[Data records]
.....

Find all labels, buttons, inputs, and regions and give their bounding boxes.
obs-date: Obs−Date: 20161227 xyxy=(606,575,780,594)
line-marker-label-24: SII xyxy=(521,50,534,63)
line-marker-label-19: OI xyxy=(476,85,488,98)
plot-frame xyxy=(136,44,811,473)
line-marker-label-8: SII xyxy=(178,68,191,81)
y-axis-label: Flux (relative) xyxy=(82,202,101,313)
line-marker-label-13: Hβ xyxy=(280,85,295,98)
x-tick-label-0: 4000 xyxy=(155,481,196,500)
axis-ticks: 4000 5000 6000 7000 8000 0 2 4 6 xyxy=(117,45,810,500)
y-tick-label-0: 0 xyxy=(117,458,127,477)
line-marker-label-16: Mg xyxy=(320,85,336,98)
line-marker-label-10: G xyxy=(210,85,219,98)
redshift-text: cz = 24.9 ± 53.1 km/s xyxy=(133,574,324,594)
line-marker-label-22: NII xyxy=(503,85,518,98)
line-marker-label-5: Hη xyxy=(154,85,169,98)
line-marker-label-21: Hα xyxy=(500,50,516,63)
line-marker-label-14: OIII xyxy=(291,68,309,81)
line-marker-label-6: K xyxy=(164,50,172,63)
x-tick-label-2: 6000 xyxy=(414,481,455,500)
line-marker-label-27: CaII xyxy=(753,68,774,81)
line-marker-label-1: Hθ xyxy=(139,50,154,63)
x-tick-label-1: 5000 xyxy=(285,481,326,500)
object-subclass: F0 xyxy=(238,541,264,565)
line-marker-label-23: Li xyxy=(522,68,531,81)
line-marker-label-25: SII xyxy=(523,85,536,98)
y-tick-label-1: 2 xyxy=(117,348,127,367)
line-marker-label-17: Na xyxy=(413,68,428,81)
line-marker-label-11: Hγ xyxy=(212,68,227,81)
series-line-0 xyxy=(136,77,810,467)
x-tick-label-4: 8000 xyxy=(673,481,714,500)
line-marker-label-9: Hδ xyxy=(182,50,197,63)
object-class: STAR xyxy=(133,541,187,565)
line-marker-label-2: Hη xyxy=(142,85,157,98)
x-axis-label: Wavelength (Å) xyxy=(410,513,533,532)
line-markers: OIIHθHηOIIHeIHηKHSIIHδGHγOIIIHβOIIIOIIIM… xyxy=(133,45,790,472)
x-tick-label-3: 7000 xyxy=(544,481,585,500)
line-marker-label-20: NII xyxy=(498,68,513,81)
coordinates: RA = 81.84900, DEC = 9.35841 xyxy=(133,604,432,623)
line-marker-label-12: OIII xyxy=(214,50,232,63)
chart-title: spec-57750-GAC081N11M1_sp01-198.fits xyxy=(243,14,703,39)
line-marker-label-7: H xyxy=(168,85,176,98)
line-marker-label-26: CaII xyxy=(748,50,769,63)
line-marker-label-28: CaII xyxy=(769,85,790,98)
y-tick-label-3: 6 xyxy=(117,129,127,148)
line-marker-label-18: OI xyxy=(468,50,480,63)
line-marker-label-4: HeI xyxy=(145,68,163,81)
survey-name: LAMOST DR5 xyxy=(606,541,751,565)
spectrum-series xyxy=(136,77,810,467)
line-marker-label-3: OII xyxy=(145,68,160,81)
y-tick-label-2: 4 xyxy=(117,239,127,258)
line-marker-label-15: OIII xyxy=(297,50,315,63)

.....

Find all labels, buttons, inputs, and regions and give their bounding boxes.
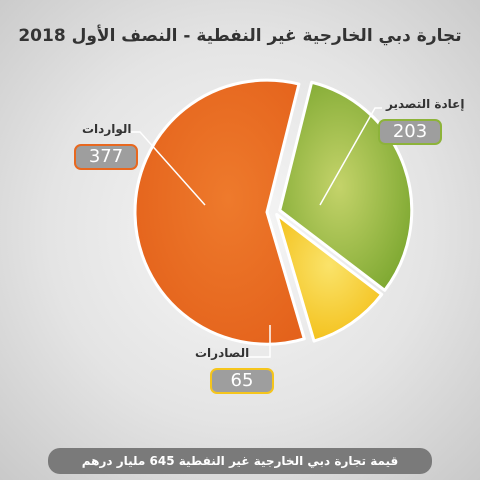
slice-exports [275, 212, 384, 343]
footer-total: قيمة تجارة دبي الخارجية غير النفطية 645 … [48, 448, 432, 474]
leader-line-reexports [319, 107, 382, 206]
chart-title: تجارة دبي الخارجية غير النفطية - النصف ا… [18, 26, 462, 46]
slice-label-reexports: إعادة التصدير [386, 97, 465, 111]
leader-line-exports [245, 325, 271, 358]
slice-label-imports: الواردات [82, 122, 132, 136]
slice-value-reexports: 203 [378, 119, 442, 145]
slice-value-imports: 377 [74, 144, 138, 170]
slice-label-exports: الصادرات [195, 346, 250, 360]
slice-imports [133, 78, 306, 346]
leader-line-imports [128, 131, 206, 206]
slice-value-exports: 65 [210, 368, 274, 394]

.....

- **Exercise prompt**:
Reproduce the lines of the data exactly, starting at the line that contains "slice-exports [275, 212, 384, 343]" and ending at the line that contains "slice-value-imports: 377 [74, 144, 138, 170]", both lines included.

- **Full output**:
slice-exports [275, 212, 384, 343]
footer-total: قيمة تجارة دبي الخارجية غير النفطية 645 … [48, 448, 432, 474]
leader-line-reexports [319, 107, 382, 206]
chart-title: تجارة دبي الخارجية غير النفطية - النصف ا… [18, 26, 462, 46]
slice-label-reexports: إعادة التصدير [386, 97, 465, 111]
leader-line-exports [245, 325, 271, 358]
slice-label-imports: الواردات [82, 122, 132, 136]
slice-value-reexports: 203 [378, 119, 442, 145]
slice-value-imports: 377 [74, 144, 138, 170]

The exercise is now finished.